GOAL OF THE EXERCISE
Locate each line with the string "八年级期末" in the listing below and copy it.

START PROVIDED DATA

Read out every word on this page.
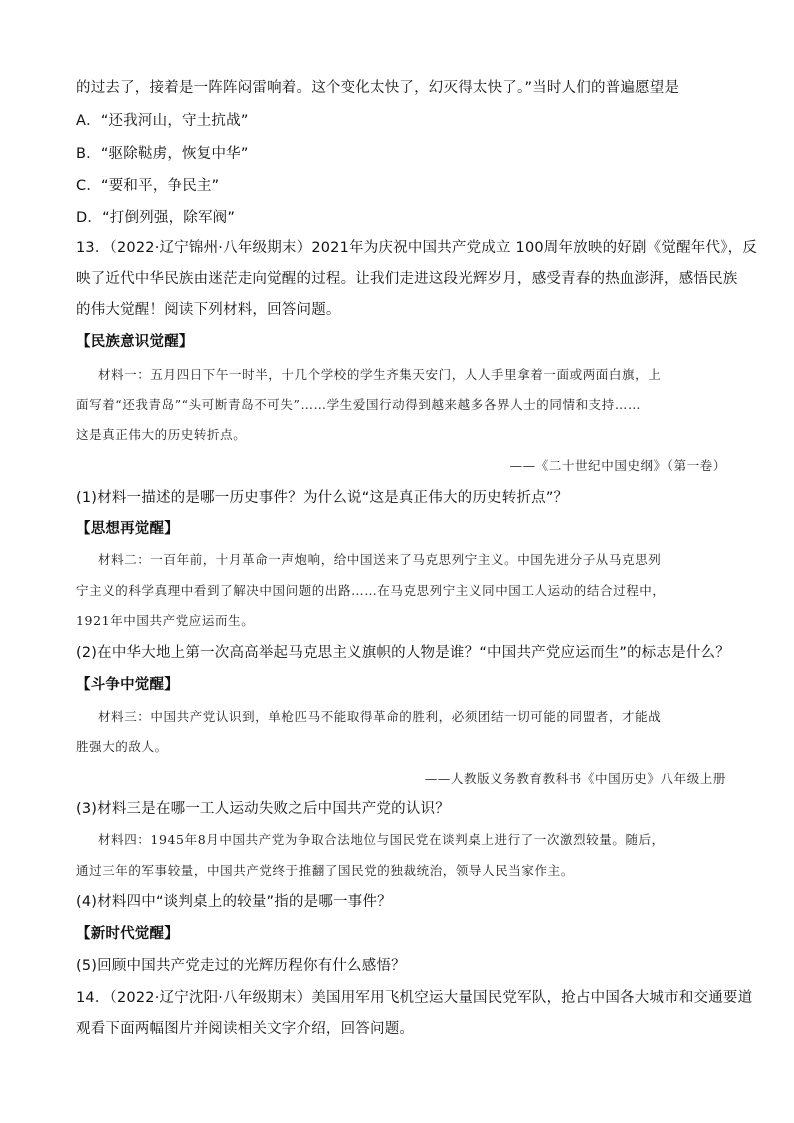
的过去了，接着是一阵阵闷雷响着。这个变化太快了，幻灭得太快了。”当时人们的普遍愿望是
A．“还我河山，守土抗战”
B．“驱除鞑虏，恢复中华”
C．“要和平，争民主”
D．“打倒列强，除军阀”
13．（2022·辽宁锦州·八年级期末）2021年为庆祝中国共产党成立 100周年放映的好剧《觉醒年代》，反
映了近代中华民族由迷茫走向觉醒的过程。让我们走进这段光辉岁月，感受青春的热血澎湃，感悟民族
的伟大觉醒！阅读下列材料，回答问题。
【民族意识觉醒】
材料一：五月四日下午一时半，十几个学校的学生齐集天安门，人人手里拿着一面或两面白旗，上
面写着“还我青岛”“头可断青岛不可失”……学生爱国行动得到越来越多各界人士的同情和支持……
这是真正伟大的历史转折点。
——《二十世纪中国史纲》（第一卷）
(1)材料一描述的是哪一历史事件？为什么说“这是真正伟大的历史转折点”？
【思想再觉醒】
材料二：一百年前，十月革命一声炮响，给中国送来了马克思列宁主义。中国先进分子从马克思列
宁主义的科学真理中看到了解决中国问题的出路……在马克思列宁主义同中国工人运动的结合过程中，
1921年中国共产党应运而生。
(2)在中华大地上第一次高高举起马克思主义旗帜的人物是谁？“中国共产党应运而生”的标志是什么？
【斗争中觉醒】
材料三：中国共产党认识到，单枪匹马不能取得革命的胜利，必须团结一切可能的同盟者，才能战
胜强大的敌人。
——人教版义务教育教科书《中国历史》八年级上册
(3)材料三是在哪一工人运动失败之后中国共产党的认识？
材料四：1945年8月中国共产党为争取合法地位与国民党在谈判桌上进行了一次激烈较量。随后，
通过三年的军事较量，中国共产党终于推翻了国民党的独裁统治，领导人民当家作主。
(4)材料四中“谈判桌上的较量”指的是哪一事件？
【新时代觉醒】
(5)回顾中国共产党走过的光辉历程你有什么感悟？
14．（2022·辽宁沈阳·八年级期末）美国用军用飞机空运大量国民党军队，抢占中国各大城市和交通要道
观看下面两幅图片并阅读相关文字介绍，回答问题。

END PROVIDED DATA

TASK OUTPUT
13．（2022·辽宁锦州·八年级期末）2021年为庆祝中国共产党成立 100周年放映的好剧《觉醒年代》，反
14．（2022·辽宁沈阳·八年级期末）美国用军用飞机空运大量国民党军队，抢占中国各大城市和交通要道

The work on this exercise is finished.